Exercise description >> Set down each entry exactly as given; pictures should not appear in the copy.

[Start]

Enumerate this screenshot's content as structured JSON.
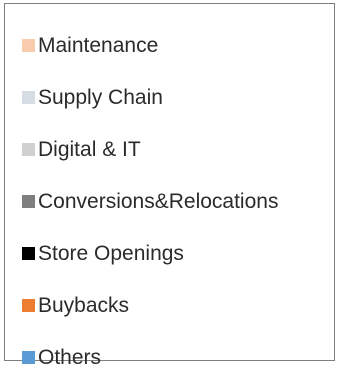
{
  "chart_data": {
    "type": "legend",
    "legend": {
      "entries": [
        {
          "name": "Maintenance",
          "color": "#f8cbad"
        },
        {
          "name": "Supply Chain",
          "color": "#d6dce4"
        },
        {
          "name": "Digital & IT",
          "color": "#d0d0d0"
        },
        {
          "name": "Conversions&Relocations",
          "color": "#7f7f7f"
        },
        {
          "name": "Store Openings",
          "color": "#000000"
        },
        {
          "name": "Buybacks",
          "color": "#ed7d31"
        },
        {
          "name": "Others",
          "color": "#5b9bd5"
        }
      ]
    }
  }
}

[End]

Task response >>
Enumerate this screenshot's content as structured JSON.
{
  "chart_data": {
    "type": "legend",
    "legend": {
      "entries": [
        {
          "name": "Maintenance",
          "color": "#f8cbad"
        },
        {
          "name": "Supply Chain",
          "color": "#d6dce4"
        },
        {
          "name": "Digital & IT",
          "color": "#d0d0d0"
        },
        {
          "name": "Conversions&Relocations",
          "color": "#7f7f7f"
        },
        {
          "name": "Store Openings",
          "color": "#000000"
        },
        {
          "name": "Buybacks",
          "color": "#ed7d31"
        },
        {
          "name": "Others",
          "color": "#5b9bd5"
        }
      ]
    }
  }
}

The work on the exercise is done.